Exercise prompt :: Would you return the complete listing below word for word?

Exercise material ::

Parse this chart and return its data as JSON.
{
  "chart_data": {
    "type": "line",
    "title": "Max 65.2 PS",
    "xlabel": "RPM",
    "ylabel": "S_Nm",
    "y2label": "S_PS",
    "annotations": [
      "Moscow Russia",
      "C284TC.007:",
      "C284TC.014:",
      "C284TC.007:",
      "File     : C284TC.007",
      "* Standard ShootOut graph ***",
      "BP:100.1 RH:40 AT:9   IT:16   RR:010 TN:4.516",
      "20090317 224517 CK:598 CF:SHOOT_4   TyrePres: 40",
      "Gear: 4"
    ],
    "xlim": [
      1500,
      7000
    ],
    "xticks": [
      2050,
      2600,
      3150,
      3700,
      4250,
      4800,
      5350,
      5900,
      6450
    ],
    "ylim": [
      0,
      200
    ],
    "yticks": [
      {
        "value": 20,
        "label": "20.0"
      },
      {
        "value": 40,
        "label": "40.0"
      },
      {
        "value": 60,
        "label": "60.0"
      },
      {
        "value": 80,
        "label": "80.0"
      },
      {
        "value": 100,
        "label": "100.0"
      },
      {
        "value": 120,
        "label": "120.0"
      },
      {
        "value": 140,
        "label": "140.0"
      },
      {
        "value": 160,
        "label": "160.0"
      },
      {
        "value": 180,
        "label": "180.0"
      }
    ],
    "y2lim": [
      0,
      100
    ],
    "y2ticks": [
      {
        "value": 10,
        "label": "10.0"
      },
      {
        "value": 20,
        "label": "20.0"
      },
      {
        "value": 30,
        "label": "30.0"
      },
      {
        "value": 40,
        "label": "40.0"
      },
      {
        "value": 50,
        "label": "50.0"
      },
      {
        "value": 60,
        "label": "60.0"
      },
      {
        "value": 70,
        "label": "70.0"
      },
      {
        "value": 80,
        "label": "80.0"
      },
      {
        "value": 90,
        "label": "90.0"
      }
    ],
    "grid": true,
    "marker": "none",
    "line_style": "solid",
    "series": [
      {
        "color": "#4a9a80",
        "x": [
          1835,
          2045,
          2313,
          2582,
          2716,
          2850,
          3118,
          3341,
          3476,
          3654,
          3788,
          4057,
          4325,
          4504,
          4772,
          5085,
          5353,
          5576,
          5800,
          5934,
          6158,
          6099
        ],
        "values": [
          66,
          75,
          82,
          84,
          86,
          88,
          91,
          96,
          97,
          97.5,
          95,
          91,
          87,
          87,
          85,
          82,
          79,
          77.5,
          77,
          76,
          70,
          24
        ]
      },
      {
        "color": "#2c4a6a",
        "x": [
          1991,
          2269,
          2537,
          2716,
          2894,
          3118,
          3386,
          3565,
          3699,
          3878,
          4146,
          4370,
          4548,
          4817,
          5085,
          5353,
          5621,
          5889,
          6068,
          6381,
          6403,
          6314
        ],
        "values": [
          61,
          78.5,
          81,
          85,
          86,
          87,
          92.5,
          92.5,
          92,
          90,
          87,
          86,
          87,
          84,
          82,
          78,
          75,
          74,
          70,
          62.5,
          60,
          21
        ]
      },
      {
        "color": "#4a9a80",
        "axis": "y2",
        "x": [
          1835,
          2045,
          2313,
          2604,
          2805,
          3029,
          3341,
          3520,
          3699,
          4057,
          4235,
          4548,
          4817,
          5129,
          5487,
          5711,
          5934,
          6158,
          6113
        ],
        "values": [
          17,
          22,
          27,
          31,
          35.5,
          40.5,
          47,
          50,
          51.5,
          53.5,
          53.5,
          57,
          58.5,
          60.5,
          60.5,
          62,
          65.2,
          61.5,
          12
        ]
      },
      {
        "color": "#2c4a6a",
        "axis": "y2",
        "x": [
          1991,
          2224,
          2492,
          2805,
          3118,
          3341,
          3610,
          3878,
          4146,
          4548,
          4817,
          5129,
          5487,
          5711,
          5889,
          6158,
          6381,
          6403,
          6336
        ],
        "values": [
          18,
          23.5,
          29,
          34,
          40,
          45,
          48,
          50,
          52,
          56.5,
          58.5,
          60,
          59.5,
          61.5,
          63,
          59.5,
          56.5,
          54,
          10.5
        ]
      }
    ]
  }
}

Completed task ::
Parse this chart and return its data as JSON.
{
  "chart_data": {
    "type": "line",
    "title": "Max 65.2 PS",
    "xlabel": "RPM",
    "ylabel": "S_Nm",
    "y2label": "S_PS",
    "annotations": [
      "Moscow Russia",
      "C284TC.007:",
      "C284TC.014:",
      "C284TC.007:",
      "File     : C284TC.007",
      "* Standard ShootOut graph ***",
      "BP:100.1 RH:40 AT:9   IT:16   RR:010 TN:4.516",
      "20090317 224517 CK:598 CF:SHOOT_4   TyrePres: 40",
      "Gear: 4"
    ],
    "xlim": [
      1500,
      7000
    ],
    "xticks": [
      2050,
      2600,
      3150,
      3700,
      4250,
      4800,
      5350,
      5900,
      6450
    ],
    "ylim": [
      0,
      200
    ],
    "yticks": [
      {
        "value": 20,
        "label": "20.0"
      },
      {
        "value": 40,
        "label": "40.0"
      },
      {
        "value": 60,
        "label": "60.0"
      },
      {
        "value": 80,
        "label": "80.0"
      },
      {
        "value": 100,
        "label": "100.0"
      },
      {
        "value": 120,
        "label": "120.0"
      },
      {
        "value": 140,
        "label": "140.0"
      },
      {
        "value": 160,
        "label": "160.0"
      },
      {
        "value": 180,
        "label": "180.0"
      }
    ],
    "y2lim": [
      0,
      100
    ],
    "y2ticks": [
      {
        "value": 10,
        "label": "10.0"
      },
      {
        "value": 20,
        "label": "20.0"
      },
      {
        "value": 30,
        "label": "30.0"
      },
      {
        "value": 40,
        "label": "40.0"
      },
      {
        "value": 50,
        "label": "50.0"
      },
      {
        "value": 60,
        "label": "60.0"
      },
      {
        "value": 70,
        "label": "70.0"
      },
      {
        "value": 80,
        "label": "80.0"
      },
      {
        "value": 90,
        "label": "90.0"
      }
    ],
    "grid": true,
    "marker": "none",
    "line_style": "solid",
    "series": [
      {
        "color": "#4a9a80",
        "x": [
          1835,
          2045,
          2313,
          2582,
          2716,
          2850,
          3118,
          3341,
          3476,
          3654,
          3788,
          4057,
          4325,
          4504,
          4772,
          5085,
          5353,
          5576,
          5800,
          5934,
          6158,
          6099
        ],
        "values": [
          66,
          75,
          82,
          84,
          86,
          88,
          91,
          96,
          97,
          97.5,
          95,
          91,
          87,
          87,
          85,
          82,
          79,
          77.5,
          77,
          76,
          70,
          24
        ]
      },
      {
        "color": "#2c4a6a",
        "x": [
          1991,
          2269,
          2537,
          2716,
          2894,
          3118,
          3386,
          3565,
          3699,
          3878,
          4146,
          4370,
          4548,
          4817,
          5085,
          5353,
          5621,
          5889,
          6068,
          6381,
          6403,
          6314
        ],
        "values": [
          61,
          78.5,
          81,
          85,
          86,
          87,
          92.5,
          92.5,
          92,
          90,
          87,
          86,
          87,
          84,
          82,
          78,
          75,
          74,
          70,
          62.5,
          60,
          21
        ]
      },
      {
        "color": "#4a9a80",
        "axis": "y2",
        "x": [
          1835,
          2045,
          2313,
          2604,
          2805,
          3029,
          3341,
          3520,
          3699,
          4057,
          4235,
          4548,
          4817,
          5129,
          5487,
          5711,
          5934,
          6158,
          6113
        ],
        "values": [
          17,
          22,
          27,
          31,
          35.5,
          40.5,
          47,
          50,
          51.5,
          53.5,
          53.5,
          57,
          58.5,
          60.5,
          60.5,
          62,
          65.2,
          61.5,
          12
        ]
      },
      {
        "color": "#2c4a6a",
        "axis": "y2",
        "x": [
          1991,
          2224,
          2492,
          2805,
          3118,
          3341,
          3610,
          3878,
          4146,
          4548,
          4817,
          5129,
          5487,
          5711,
          5889,
          6158,
          6381,
          6403,
          6336
        ],
        "values": [
          18,
          23.5,
          29,
          34,
          40,
          45,
          48,
          50,
          52,
          56.5,
          58.5,
          60,
          59.5,
          61.5,
          63,
          59.5,
          56.5,
          54,
          10.5
        ]
      }
    ]
  }
}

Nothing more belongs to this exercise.